◆ What is being asked: Copy the listing below in full and skip every picture.

◆ Given records:
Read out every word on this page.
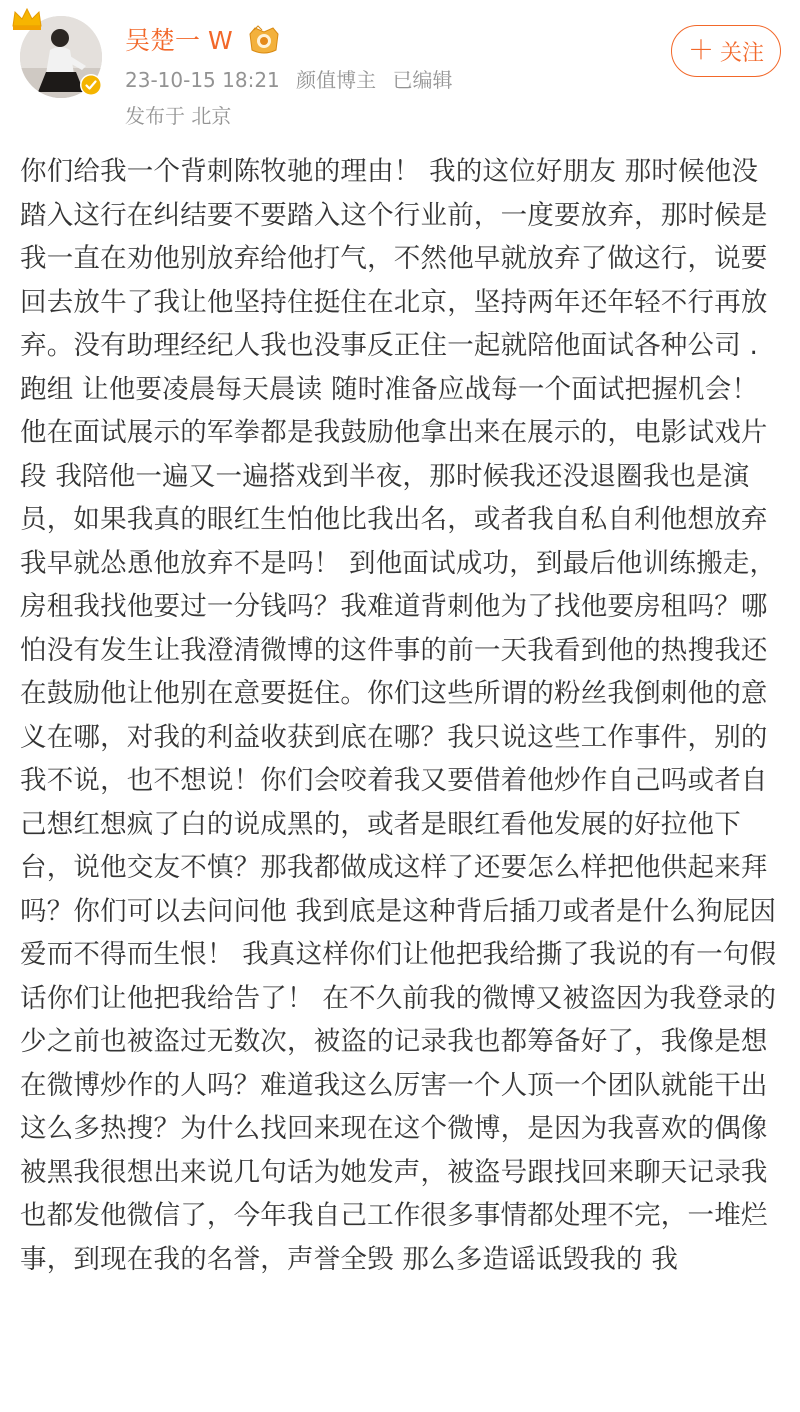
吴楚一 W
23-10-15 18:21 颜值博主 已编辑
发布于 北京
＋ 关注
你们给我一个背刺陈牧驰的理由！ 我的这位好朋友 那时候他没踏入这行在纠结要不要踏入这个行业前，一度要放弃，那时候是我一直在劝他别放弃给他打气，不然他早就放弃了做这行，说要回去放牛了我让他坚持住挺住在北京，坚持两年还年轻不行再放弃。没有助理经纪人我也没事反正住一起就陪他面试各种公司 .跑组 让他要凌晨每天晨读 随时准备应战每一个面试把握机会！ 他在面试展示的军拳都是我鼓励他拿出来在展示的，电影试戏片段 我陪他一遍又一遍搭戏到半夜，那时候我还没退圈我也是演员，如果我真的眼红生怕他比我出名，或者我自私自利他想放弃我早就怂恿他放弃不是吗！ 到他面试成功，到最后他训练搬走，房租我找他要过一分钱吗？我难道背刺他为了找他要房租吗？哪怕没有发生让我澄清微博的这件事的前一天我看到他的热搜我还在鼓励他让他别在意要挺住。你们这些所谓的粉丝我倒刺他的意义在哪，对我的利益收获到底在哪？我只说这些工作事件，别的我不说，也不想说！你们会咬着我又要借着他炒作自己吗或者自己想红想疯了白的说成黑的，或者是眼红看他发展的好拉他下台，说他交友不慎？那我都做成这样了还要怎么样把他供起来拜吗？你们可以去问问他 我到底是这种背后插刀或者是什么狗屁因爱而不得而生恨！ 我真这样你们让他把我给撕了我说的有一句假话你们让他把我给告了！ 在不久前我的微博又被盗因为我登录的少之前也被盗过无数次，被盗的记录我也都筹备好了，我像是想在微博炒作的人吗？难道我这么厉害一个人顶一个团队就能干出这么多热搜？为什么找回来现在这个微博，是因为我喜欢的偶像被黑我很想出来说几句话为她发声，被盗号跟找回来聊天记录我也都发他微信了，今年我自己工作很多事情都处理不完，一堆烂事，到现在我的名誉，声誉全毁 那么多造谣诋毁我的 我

◆ Exercise solution:
Read out every word on this page.
吴楚一 W
23-10-15 18:21 颜值博主 已编辑
发布于 北京
＋ 关注
你们给我一个背刺陈牧驰的理由！ 我的这位好朋友 那时候他没踏入这行在纠结要不要踏入这个行业前，一度要放弃，那时候是我一直在劝他别放弃给他打气，不然他早就放弃了做这行，说要回去放牛了我让他坚持住挺住在北京，坚持两年还年轻不行再放弃。没有助理经纪人我也没事反正住一起就陪他面试各种公司 .跑组 让他要凌晨每天晨读 随时准备应战每一个面试把握机会！ 他在面试展示的军拳都是我鼓励他拿出来在展示的，电影试戏片段 我陪他一遍又一遍搭戏到半夜，那时候我还没退圈我也是演员，如果我真的眼红生怕他比我出名，或者我自私自利他想放弃我早就怂恿他放弃不是吗！ 到他面试成功，到最后他训练搬走，房租我找他要过一分钱吗？我难道背刺他为了找他要房租吗？哪怕没有发生让我澄清微博的这件事的前一天我看到他的热搜我还在鼓励他让他别在意要挺住。你们这些所谓的粉丝我倒刺他的意义在哪，对我的利益收获到底在哪？我只说这些工作事件，别的我不说，也不想说！你们会咬着我又要借着他炒作自己吗或者自己想红想疯了白的说成黑的，或者是眼红看他发展的好拉他下台，说他交友不慎？那我都做成这样了还要怎么样把他供起来拜吗？你们可以去问问他 我到底是这种背后插刀或者是什么狗屁因爱而不得而生恨！ 我真这样你们让他把我给撕了我说的有一句假话你们让他把我给告了！ 在不久前我的微博又被盗因为我登录的少之前也被盗过无数次，被盗的记录我也都筹备好了，我像是想在微博炒作的人吗？难道我这么厉害一个人顶一个团队就能干出这么多热搜？为什么找回来现在这个微博，是因为我喜欢的偶像被黑我很想出来说几句话为她发声，被盗号跟找回来聊天记录我也都发他微信了，今年我自己工作很多事情都处理不完，一堆烂事，到现在我的名誉，声誉全毁 那么多造谣诋毁我的 我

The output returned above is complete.